• Reading text
· · · ·
United States District Court, Northern District of California
Jul 7, 2022
21-cv-05696-HSG (N.D. Cal. Jul. 7, 2022)

Opinion

21-cv-05696-HSG

07-07-2022

ROBERTO ELORREAGA, et al., Plaintiffs, v. ROCKWELL AUTOMATION, INC., et al., Defendants.


ORDER GRANTING IN PART AND DENYING IN PART MOTION TO DISMISS

Re: Dkt. No. 78

HAYWOOD S. GILLIAM, JR. United States District Judge

Pending before the Court is the motion to dismiss filed by Defendants General Electric Company and ViacomCBS. Dkt. No. 78. The Court finds this matter appropriate for disposition without oral argument and the matter is deemed submitted. See Civil L.R. 7-1(b). For the reasons detailed below, the Court GRANTS IN PART and DENIES IN PART the motion.
· · · ·
• Set problem
Write out the court order above again word for word, from the first line to the last.

• Data
· · · ·
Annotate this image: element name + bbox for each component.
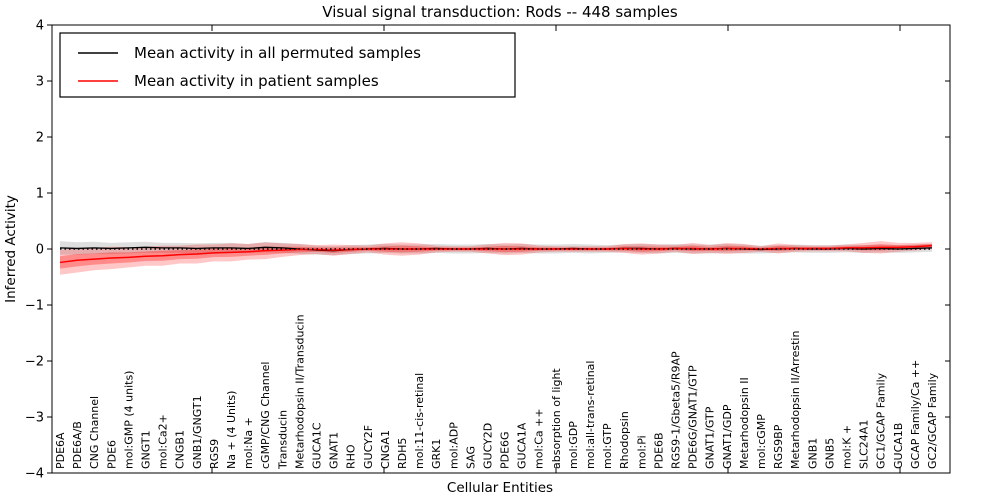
· · · ·
• Exercise result
United States District Court, Northern District of California
Jul 7, 2022
21-cv-05696-HSG (N.D. Cal. Jul. 7, 2022)

Opinion

21-cv-05696-HSG

07-07-2022

ROBERTO ELORREAGA, et al., Plaintiffs, v. ROCKWELL AUTOMATION, INC., et al., Defendants.


ORDER GRANTING IN PART AND DENYING IN PART MOTION TO DISMISS

Re: Dkt. No. 78

HAYWOOD S. GILLIAM, JR. United States District Judge

Pending before the Court is the motion to dismiss filed by Defendants General Electric Company and ViacomCBS. Dkt. No. 78. The Court finds this matter appropriate for disposition without oral argument and the matter is deemed submitted. See Civil L.R. 7-1(b). For the reasons detailed below, the Court GRANTS IN PART and DENIES IN PART the motion.